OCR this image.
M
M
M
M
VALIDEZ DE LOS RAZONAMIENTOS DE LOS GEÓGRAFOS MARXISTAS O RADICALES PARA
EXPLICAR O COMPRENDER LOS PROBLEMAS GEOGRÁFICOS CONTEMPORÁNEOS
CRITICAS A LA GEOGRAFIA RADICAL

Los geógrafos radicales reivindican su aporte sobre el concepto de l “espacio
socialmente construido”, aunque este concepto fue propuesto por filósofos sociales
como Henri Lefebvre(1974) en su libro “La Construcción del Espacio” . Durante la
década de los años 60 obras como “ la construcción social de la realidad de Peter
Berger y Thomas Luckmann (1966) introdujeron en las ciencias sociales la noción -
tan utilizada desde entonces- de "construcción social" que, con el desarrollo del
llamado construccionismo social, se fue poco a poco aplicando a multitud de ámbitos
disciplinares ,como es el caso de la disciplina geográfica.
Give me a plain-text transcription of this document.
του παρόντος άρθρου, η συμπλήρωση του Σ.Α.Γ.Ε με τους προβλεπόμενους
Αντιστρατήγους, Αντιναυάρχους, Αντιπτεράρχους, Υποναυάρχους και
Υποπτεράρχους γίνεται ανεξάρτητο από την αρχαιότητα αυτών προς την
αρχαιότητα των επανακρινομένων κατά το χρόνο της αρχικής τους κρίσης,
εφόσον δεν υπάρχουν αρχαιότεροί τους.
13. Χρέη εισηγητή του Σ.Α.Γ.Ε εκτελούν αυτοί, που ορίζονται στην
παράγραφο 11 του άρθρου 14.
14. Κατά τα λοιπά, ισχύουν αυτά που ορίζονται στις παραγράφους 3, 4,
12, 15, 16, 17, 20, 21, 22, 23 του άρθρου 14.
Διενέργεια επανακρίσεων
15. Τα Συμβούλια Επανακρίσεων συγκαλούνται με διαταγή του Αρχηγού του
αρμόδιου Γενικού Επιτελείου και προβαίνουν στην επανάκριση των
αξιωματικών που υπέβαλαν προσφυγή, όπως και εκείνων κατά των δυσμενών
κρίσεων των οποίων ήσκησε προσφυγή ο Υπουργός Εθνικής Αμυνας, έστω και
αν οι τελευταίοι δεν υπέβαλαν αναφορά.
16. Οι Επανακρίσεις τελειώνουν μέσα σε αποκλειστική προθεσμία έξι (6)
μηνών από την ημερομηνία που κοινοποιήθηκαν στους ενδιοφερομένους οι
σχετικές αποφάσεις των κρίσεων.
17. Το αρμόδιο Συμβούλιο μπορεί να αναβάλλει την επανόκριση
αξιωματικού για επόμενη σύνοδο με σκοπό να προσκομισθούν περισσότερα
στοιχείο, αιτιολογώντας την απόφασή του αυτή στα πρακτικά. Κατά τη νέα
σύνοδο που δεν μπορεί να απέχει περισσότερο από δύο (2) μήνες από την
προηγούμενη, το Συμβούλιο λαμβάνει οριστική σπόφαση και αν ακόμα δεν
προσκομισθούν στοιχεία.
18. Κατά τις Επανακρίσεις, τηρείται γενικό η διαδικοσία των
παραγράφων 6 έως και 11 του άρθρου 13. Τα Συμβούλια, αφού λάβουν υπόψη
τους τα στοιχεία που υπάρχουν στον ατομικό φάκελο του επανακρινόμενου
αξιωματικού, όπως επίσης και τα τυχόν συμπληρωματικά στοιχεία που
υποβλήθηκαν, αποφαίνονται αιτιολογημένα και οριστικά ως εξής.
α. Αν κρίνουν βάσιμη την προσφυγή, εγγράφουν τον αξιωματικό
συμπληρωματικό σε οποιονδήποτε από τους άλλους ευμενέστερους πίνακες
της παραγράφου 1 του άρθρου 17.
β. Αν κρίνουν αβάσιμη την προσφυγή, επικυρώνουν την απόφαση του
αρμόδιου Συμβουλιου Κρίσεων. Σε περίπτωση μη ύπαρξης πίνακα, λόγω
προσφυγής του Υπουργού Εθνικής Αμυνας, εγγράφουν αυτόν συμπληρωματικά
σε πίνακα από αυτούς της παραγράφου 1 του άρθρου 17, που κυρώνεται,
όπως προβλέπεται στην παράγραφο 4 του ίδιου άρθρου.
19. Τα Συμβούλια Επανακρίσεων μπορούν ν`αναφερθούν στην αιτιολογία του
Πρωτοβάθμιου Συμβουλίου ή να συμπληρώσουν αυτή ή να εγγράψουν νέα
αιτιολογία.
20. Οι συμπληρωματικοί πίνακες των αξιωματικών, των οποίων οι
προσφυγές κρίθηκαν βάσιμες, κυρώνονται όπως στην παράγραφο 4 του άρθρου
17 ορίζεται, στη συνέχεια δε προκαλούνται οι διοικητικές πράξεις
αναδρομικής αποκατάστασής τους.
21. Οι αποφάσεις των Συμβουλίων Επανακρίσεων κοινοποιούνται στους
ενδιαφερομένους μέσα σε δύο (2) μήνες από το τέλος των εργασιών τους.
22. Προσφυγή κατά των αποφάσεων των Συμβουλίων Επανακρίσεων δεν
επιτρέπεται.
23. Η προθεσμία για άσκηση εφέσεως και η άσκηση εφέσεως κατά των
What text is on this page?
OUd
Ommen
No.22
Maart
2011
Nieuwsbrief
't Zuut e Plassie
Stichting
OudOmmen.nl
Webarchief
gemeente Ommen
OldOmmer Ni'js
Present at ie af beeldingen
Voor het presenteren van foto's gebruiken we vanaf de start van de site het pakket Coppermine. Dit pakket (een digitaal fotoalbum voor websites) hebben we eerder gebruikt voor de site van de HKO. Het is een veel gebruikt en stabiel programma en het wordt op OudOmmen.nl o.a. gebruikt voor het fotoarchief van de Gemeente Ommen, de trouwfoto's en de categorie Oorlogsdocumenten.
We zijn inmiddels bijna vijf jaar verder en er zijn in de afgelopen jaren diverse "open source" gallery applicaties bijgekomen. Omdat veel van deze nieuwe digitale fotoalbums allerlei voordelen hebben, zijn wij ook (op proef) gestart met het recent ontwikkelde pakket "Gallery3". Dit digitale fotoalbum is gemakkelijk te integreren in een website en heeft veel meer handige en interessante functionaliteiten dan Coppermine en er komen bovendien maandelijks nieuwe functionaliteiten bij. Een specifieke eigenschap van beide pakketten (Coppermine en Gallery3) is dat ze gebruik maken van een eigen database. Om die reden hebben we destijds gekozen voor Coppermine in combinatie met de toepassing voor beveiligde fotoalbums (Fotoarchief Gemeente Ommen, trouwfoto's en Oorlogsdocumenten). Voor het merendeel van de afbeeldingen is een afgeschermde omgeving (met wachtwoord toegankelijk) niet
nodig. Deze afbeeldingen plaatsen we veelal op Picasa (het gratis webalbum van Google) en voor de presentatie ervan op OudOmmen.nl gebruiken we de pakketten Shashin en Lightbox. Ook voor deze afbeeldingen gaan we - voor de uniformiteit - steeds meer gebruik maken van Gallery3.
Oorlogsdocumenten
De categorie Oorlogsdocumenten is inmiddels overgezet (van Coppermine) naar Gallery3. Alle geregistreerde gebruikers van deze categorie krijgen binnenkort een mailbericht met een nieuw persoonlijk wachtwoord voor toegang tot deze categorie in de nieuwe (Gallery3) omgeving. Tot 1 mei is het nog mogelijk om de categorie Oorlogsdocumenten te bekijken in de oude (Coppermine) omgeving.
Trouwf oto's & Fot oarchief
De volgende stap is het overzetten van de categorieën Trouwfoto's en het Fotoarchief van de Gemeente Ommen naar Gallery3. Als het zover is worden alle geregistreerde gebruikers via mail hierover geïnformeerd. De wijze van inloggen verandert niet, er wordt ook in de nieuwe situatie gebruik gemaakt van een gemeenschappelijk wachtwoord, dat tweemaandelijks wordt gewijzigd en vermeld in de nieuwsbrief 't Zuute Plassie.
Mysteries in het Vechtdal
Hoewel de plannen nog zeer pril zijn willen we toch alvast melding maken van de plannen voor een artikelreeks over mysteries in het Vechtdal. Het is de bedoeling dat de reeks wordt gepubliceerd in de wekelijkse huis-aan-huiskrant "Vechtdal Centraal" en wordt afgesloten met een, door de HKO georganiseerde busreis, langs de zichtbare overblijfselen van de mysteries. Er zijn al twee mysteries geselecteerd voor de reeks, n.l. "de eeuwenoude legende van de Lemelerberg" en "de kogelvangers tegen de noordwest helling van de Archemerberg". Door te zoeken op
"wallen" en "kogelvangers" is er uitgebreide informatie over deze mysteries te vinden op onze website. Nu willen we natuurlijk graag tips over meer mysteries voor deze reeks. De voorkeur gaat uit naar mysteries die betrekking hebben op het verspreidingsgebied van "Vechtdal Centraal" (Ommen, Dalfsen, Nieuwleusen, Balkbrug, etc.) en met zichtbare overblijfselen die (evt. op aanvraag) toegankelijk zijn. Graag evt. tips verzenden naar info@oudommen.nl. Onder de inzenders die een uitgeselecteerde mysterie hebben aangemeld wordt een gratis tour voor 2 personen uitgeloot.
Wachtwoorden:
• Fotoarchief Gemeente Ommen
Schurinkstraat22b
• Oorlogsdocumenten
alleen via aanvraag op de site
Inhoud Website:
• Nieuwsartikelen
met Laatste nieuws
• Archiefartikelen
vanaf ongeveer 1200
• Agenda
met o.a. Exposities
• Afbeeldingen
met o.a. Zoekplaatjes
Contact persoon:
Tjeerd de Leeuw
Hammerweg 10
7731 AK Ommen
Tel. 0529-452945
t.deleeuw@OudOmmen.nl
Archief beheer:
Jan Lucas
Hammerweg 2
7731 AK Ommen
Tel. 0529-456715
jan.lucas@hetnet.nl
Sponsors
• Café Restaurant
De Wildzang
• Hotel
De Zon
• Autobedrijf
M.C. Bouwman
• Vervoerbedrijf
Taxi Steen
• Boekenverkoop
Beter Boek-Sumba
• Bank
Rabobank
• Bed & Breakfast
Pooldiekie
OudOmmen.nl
•••••
Exercise requirements
State how many lines in the entries above include the word "vanaf"; reply with the number alone.

Result of this task
2